• Instructions to follow: Print all entries precisely as they are written.
--- START ---
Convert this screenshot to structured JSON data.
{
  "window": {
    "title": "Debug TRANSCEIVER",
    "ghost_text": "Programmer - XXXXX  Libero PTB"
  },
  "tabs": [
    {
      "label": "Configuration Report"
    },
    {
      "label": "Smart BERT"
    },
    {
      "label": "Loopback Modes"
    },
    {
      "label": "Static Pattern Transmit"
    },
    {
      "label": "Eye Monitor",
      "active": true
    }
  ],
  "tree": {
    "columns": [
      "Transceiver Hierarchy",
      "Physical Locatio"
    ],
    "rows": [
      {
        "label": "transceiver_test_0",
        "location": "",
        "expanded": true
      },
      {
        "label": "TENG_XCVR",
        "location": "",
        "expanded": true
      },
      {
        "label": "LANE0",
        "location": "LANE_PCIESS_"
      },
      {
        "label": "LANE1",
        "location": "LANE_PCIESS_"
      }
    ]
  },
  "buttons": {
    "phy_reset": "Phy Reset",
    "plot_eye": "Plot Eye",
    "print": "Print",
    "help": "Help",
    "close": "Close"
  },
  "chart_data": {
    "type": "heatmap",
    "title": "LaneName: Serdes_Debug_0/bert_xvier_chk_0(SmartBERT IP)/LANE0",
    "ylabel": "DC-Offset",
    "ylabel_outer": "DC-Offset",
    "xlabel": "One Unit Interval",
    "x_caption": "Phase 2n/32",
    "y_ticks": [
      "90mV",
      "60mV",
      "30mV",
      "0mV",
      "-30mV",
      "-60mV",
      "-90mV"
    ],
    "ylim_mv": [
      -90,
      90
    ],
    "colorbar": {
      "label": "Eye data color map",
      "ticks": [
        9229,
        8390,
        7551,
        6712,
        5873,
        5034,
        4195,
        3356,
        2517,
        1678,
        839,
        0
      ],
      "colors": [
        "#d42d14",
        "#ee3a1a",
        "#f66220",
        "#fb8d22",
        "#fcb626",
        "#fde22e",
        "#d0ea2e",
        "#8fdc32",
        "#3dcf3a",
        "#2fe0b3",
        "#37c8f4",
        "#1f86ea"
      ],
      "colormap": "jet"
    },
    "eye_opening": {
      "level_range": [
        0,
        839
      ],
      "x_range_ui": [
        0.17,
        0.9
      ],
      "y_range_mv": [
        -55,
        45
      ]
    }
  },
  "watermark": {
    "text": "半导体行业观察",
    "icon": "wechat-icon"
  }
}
--- END ---
• Output:
Convert this screenshot to structured JSON data.
{
  "window": {
    "title": "Debug TRANSCEIVER",
    "ghost_text": "Programmer - XXXXX  Libero PTB"
  },
  "tabs": [
    {
      "label": "Configuration Report"
    },
    {
      "label": "Smart BERT"
    },
    {
      "label": "Loopback Modes"
    },
    {
      "label": "Static Pattern Transmit"
    },
    {
      "label": "Eye Monitor",
      "active": true
    }
  ],
  "tree": {
    "columns": [
      "Transceiver Hierarchy",
      "Physical Locatio"
    ],
    "rows": [
      {
        "label": "transceiver_test_0",
        "location": "",
        "expanded": true
      },
      {
        "label": "TENG_XCVR",
        "location": "",
        "expanded": true
      },
      {
        "label": "LANE0",
        "location": "LANE_PCIESS_"
      },
      {
        "label": "LANE1",
        "location": "LANE_PCIESS_"
      }
    ]
  },
  "buttons": {
    "phy_reset": "Phy Reset",
    "plot_eye": "Plot Eye",
    "print": "Print",
    "help": "Help",
    "close": "Close"
  },
  "chart_data": {
    "type": "heatmap",
    "title": "LaneName: Serdes_Debug_0/bert_xvier_chk_0(SmartBERT IP)/LANE0",
    "ylabel": "DC-Offset",
    "ylabel_outer": "DC-Offset",
    "xlabel": "One Unit Interval",
    "x_caption": "Phase 2n/32",
    "y_ticks": [
      "90mV",
      "60mV",
      "30mV",
      "0mV",
      "-30mV",
      "-60mV",
      "-90mV"
    ],
    "ylim_mv": [
      -90,
      90
    ],
    "colorbar": {
      "label": "Eye data color map",
      "ticks": [
        9229,
        8390,
        7551,
        6712,
        5873,
        5034,
        4195,
        3356,
        2517,
        1678,
        839,
        0
      ],
      "colors": [
        "#d42d14",
        "#ee3a1a",
        "#f66220",
        "#fb8d22",
        "#fcb626",
        "#fde22e",
        "#d0ea2e",
        "#8fdc32",
        "#3dcf3a",
        "#2fe0b3",
        "#37c8f4",
        "#1f86ea"
      ],
      "colormap": "jet"
    },
    "eye_opening": {
      "level_range": [
        0,
        839
      ],
      "x_range_ui": [
        0.17,
        0.9
      ],
      "y_range_mv": [
        -55,
        45
      ]
    }
  },
  "watermark": {
    "text": "半导体行业观察",
    "icon": "wechat-icon"
  }
}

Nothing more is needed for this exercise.